## [THE PROBLEM]
The listing below should be printed exactly, every line of it. Skip the pictures.

## [DATA TO USE]
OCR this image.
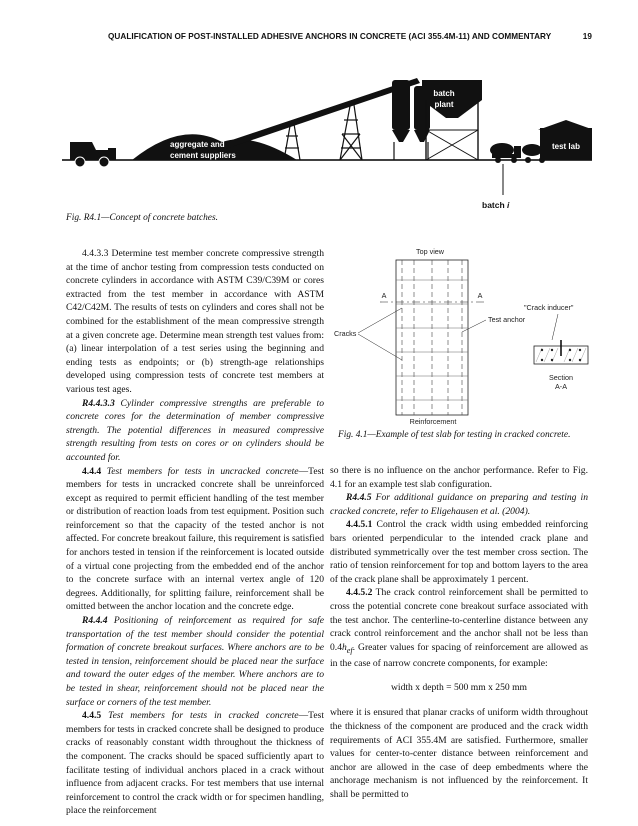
QUALIFICATION OF POST-INSTALLED ADHESIVE ANCHORS IN CONCRETE (ACI 355.4M-11) AND COMMENTARY	19
batch
plant
test lab
aggregate and
cement suppliers
batch i
Fig. R4.1—Concept of concrete batches.

4.4.3.3 Determine test member concrete compressive strength at the time of anchor testing from compression tests conducted on concrete cylinders in accordance with ASTM C39/C39M or cores extracted from the test member in accordance with ASTM C42/C42M. The results of tests on cylinders and cores shall not be combined for the establishment of the mean compressive strength at a given concrete age. Determine mean strength test values from: (a) linear interpolation of a test series using the beginning and ending tests as endpoints; or (b) strength-age relationships developed using compression tests of concrete test members at various test ages.

R4.4.3.3 Cylinder compressive strengths are preferable to concrete cores for the determination of member compressive strength. The potential differences in measured compressive strength resulting from tests on cores or on cylinders should be accounted for.

4.4.4 Test members for tests in uncracked concrete—Test members for tests in uncracked concrete shall be unreinforced except as required to permit efficient handling of the test member or distribution of reaction loads from test equipment. Position such reinforcement so that the capacity of the tested anchor is not affected. For concrete breakout failure, this requirement is satisfied for anchors tested in tension if the reinforcement is located outside of a virtual cone projecting from the embedded end of the anchor to the concrete surface with an internal vertex angle of 120 degrees. Additionally, for splitting failure, reinforcement shall be omitted between the anchor location and the concrete edge.

R4.4.4 Positioning of reinforcement as required for safe transportation of the test member should consider the potential formation of concrete breakout surfaces. Where anchors are to be tested in tension, reinforcement should be placed near the surface and toward the outer edges of the member. Where anchors are to be tested in shear, reinforcement should not be placed near the surface or corners of the test member.

4.4.5 Test members for tests in cracked concrete—Test members for tests in cracked concrete shall be designed to produce cracks of reasonably constant width throughout the thickness of the component. The cracks should be spaced sufficiently apart to facilitate testing of individual anchors placed in a crack without influence from adjacent cracks. For test members that use internal reinforcement to control the crack width or for specimen handling, place the reinforcement

Top view
A	A
Cracks
Test anchor
"Crack inducer"
Section
A-A
Reinforcement
Fig. 4.1—Example of test slab for testing in cracked concrete.

so there is no influence on the anchor performance. Refer to Fig. 4.1 for an example test slab configuration.

R4.4.5 For additional guidance on preparing and testing in cracked concrete, refer to Eligehausen et al. (2004).

4.4.5.1 Control the crack width using embedded reinforcing bars oriented perpendicular to the intended crack plane and distributed symmetrically over the test member cross section. The ratio of tension reinforcement for top and bottom layers to the area of the crack plane shall be approximately 1 percent.

4.4.5.2 The crack control reinforcement shall be permitted to cross the potential concrete cone breakout surface associated with the test anchor. The centerline-to-centerline distance between any crack control reinforcement and the anchor shall not be less than $0.4h_{ef}$. Greater values for spacing of reinforcement are allowed as in the case of narrow concrete components, for example:

width x depth = 500 mm x 250 mm

where it is ensured that planar cracks of uniform width throughout the thickness of the component are produced and the crack width requirements of ACI 355.4M are satisfied. Furthermore, smaller values for center-to-center distance between reinforcement and anchor are allowed in the case of deep embedments where the anchorage mechanism is not influenced by the reinforcement. It shall be permitted to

## [RESPONSE BELOW]
OCR this image.
QUALIFICATION OF POST-INSTALLED ADHESIVE ANCHORS IN CONCRETE (ACI 355.4M-11) AND COMMENTARY	19
batch
plant
test lab
aggregate and
cement suppliers
batch i
Fig. R4.1—Concept of concrete batches.

4.4.3.3 Determine test member concrete compressive strength at the time of anchor testing from compression tests conducted on concrete cylinders in accordance with ASTM C39/C39M or cores extracted from the test member in accordance with ASTM C42/C42M. The results of tests on cylinders and cores shall not be combined for the establishment of the mean compressive strength at a given concrete age. Determine mean strength test values from: (a) linear interpolation of a test series using the beginning and ending tests as endpoints; or (b) strength-age relationships developed using compression tests of concrete test members at various test ages.

R4.4.3.3 Cylinder compressive strengths are preferable to concrete cores for the determination of member compressive strength. The potential differences in measured compressive strength resulting from tests on cores or on cylinders should be accounted for.

4.4.4 Test members for tests in uncracked concrete—Test members for tests in uncracked concrete shall be unreinforced except as required to permit efficient handling of the test member or distribution of reaction loads from test equipment. Position such reinforcement so that the capacity of the tested anchor is not affected. For concrete breakout failure, this requirement is satisfied for anchors tested in tension if the reinforcement is located outside of a virtual cone projecting from the embedded end of the anchor to the concrete surface with an internal vertex angle of 120 degrees. Additionally, for splitting failure, reinforcement shall be omitted between the anchor location and the concrete edge.

R4.4.4 Positioning of reinforcement as required for safe transportation of the test member should consider the potential formation of concrete breakout surfaces. Where anchors are to be tested in tension, reinforcement should be placed near the surface and toward the outer edges of the member. Where anchors are to be tested in shear, reinforcement should not be placed near the surface or corners of the test member.

4.4.5 Test members for tests in cracked concrete—Test members for tests in cracked concrete shall be designed to produce cracks of reasonably constant width throughout the thickness of the component. The cracks should be spaced sufficiently apart to facilitate testing of individual anchors placed in a crack without influence from adjacent cracks. For test members that use internal reinforcement to control the crack width or for specimen handling, place the reinforcement

Top view
A	A
Cracks
Test anchor
"Crack inducer"
Section
A-A
Reinforcement
Fig. 4.1—Example of test slab for testing in cracked concrete.

so there is no influence on the anchor performance. Refer to Fig. 4.1 for an example test slab configuration.

R4.4.5 For additional guidance on preparing and testing in cracked concrete, refer to Eligehausen et al. (2004).

4.4.5.1 Control the crack width using embedded reinforcing bars oriented perpendicular to the intended crack plane and distributed symmetrically over the test member cross section. The ratio of tension reinforcement for top and bottom layers to the area of the crack plane shall be approximately 1 percent.

4.4.5.2 The crack control reinforcement shall be permitted to cross the potential concrete cone breakout surface associated with the test anchor. The centerline-to-centerline distance between any crack control reinforcement and the anchor shall not be less than $0.4h_{ef}$. Greater values for spacing of reinforcement are allowed as in the case of narrow concrete components, for example:

width x depth = 500 mm x 250 mm

where it is ensured that planar cracks of uniform width throughout the thickness of the component are produced and the crack width requirements of ACI 355.4M are satisfied. Furthermore, smaller values for center-to-center distance between reinforcement and anchor are allowed in the case of deep embedments where the anchorage mechanism is not influenced by the reinforcement. It shall be permitted to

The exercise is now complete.